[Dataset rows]
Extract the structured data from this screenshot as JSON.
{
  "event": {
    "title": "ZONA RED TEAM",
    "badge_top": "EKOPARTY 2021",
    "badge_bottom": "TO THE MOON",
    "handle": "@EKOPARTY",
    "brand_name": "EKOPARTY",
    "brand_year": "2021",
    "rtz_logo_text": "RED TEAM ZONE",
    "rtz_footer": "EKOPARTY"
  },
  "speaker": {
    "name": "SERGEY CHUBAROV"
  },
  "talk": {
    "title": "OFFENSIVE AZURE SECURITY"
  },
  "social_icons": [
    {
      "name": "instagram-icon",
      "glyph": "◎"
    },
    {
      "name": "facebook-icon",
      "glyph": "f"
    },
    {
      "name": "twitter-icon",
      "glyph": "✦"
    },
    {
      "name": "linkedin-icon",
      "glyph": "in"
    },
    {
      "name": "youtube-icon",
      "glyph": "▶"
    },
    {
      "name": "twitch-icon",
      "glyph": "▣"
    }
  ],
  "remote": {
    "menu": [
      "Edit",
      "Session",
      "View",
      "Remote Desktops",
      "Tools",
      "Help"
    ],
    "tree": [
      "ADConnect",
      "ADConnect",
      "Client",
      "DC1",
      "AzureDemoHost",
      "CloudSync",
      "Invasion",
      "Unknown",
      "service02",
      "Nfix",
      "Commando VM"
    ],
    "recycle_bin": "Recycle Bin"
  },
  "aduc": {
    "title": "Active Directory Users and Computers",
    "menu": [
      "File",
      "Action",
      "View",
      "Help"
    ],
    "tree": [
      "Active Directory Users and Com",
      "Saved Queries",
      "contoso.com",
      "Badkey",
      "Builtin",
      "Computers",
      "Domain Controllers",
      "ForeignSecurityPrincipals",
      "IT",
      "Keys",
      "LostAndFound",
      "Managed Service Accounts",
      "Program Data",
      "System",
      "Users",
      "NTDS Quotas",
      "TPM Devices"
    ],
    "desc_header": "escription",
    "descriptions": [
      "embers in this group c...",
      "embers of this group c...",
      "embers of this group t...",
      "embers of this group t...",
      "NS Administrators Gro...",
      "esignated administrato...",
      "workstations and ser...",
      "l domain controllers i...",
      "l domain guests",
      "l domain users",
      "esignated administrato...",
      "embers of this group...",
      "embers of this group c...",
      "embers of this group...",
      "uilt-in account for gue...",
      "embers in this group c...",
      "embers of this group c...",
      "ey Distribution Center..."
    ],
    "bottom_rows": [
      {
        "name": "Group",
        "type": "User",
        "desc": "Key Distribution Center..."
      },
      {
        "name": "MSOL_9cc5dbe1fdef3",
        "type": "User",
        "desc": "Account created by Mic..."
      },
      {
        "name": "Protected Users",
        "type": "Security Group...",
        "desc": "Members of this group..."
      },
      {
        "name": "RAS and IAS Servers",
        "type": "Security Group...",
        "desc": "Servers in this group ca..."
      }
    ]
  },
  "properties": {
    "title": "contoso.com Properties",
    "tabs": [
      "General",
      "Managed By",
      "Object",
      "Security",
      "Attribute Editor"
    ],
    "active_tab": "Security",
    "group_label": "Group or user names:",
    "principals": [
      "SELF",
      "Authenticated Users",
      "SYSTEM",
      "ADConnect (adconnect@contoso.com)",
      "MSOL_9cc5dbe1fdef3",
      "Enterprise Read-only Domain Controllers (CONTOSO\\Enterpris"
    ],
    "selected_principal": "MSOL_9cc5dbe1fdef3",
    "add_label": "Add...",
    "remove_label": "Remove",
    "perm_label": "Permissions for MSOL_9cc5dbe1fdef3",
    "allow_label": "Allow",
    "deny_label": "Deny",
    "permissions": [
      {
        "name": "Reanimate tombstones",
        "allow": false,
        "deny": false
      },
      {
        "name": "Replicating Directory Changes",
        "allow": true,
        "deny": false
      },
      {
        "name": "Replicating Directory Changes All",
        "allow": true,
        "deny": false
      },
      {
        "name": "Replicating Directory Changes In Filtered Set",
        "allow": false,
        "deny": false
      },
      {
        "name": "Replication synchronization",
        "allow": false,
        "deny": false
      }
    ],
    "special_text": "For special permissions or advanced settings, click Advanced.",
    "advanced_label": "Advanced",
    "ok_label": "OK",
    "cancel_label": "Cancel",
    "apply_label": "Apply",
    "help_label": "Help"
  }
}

* Short problem:
Find each line holding the string "Servers" and copy it out.

* Worked solution:
        "name": "RAS and IAS Servers",
        "desc": "Servers in this group ca..."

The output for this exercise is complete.